REQUIRED WORK:
**1.** Please answer these from the account of a hospital stay:
(a) Which game did the writer struggle to play on the 3DS near the end of the initial stay?
(b) What color was the hospital blanket?
(c) Which game does the writer remember playing on servers with random people?
**2.** Write a continuation of the account of a hospital stay, starting right after its last sentence.

On the day of my surgery, I met a valve replacement patient before theirs. 4-5 days later I saw them again. They were walking around, able to go to the toilet solo, complaining in full sentences and having conversations. After a couple more days they were having a shower. They left the hospital at the same time as me, and were able to walk out looking almost normal. Medicine is amazing, but it shone a light on how fucked I was.
At the end of my initial stay those months ago, I was basically bed bound and unable to do much of anything. My time before heading home was still spent crying in bed, sighing at my life, and by the end of my visit, struggling to play the easy levels of Super Mario 3D Land on my 3DS. Nothing felt easy, not even being alive. And I didn’t get any streetpass hits. We’ve lost so much as a society.
I remember a lot of the feelings I had while in hospital. The awful food. The texture of the teal blanket on your skin. The taste of the frequent teas you get. It feels almost homely to remember that. The warmth of those teas like huddling besides a fire during a cold winter when you were a kid. I don’t know how to feel about that. I suppose it was the first time in my life since childhood, where my life was completely in the care of someone else.
I think I have a problem with nostalgia. Earlier I mentioned that my memories look like an old home movie shot on film. That also gives my memories like a warm feeling. Even the bad memories can be tinted with this weird homely-ness. But it also means I treat my memories as having a sanctity about them. When I think back to playing TrackMania, I remember how much fun I had playing on servers with random people, forgotten connections, and I think that gets in the way of me enjoying things in the today.

EXTRACTED INFORMATION:
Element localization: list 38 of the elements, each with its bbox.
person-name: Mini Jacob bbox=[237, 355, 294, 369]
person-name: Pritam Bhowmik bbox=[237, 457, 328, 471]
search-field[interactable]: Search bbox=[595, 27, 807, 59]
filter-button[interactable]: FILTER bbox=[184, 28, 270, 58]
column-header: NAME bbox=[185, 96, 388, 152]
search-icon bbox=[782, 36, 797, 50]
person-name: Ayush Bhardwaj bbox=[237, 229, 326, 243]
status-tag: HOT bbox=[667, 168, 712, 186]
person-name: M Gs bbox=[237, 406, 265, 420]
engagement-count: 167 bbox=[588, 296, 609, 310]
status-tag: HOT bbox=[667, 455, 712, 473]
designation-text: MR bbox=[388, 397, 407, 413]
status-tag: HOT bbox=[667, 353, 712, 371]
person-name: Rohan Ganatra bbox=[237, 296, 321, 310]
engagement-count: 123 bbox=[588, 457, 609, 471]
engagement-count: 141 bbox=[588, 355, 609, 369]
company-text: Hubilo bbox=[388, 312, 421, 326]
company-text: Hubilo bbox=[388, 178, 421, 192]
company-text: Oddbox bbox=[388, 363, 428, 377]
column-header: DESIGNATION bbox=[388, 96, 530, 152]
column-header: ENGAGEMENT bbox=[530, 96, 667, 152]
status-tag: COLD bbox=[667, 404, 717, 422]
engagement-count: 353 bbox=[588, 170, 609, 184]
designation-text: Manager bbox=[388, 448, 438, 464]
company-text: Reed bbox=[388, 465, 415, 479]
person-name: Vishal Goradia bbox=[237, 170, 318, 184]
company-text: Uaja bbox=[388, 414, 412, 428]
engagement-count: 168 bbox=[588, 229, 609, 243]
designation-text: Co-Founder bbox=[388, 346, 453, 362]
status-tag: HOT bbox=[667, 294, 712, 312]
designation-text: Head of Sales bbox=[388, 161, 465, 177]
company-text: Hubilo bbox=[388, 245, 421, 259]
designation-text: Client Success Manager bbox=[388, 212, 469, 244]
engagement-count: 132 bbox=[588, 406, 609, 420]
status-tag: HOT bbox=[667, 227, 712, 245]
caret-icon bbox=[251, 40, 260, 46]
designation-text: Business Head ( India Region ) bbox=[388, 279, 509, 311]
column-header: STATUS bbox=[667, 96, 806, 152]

RESPONSES BY ITEM NUMBER:
**1.**
(a) Super Mario 3D Land (the easy levels)
(b) Teal
(c) TrackMania

**2.**
TrackMania is unique in that it records all of your times permanently on a server somewhere, which the developer has managed to keep alive for all this time. It means when I boot up that original game from 2006, I get stuck in the menu, looking at the times I had achieved in my memories. All those hours spent driving around on the grass of the stadium. I don’t want to replace those memories with anything new. So I don’t play them. I might drive around a bit in it, explore the track slower than my current record. But I don’t think I have it in me to overwrite those memories, digitally or mentally. I’m finding it too easy to lose memories recently, I don’t want to go out my way to lose more by putting some new ones over my treasured ones at the top of the stack.
I’m sure many others do this as well, but I often just get lost in my memories for hours. When I pick up an object in my house which I haven’t touched in ages, I might have amazingly vivid memories of the last time I touched it. I have hundreds of physical video games, and I could give you memories and stories about all of them.
Unfortunately this doesn’t help me when trying to find where I put the scissors last week, and I have to spend 20 minutes looking for them. But the memories I’ll have of a game, or a book, or a place, or a smell. I could live in those for forever. I kind wish thats what dying was. I also wish I had a way of passing on even a small bit of those memories, like I can pass on my TrackMania times. Maybe thats what this is.
A random thing to end on, but I think a lot about a specific moment from around a month after my surgery. We picked up my dog from a colleague of mine who amazingly looked after her for the whole month, taking an additional worry out of mine and my partners life for a bit. His face seeing me for that first time after opening the door will stay with me as one of those snapshots. It made me reconsider all the faces I’ve made over my life at elderly relatives as they reach the end of their lives.
I am going to have to practice that in the mirror.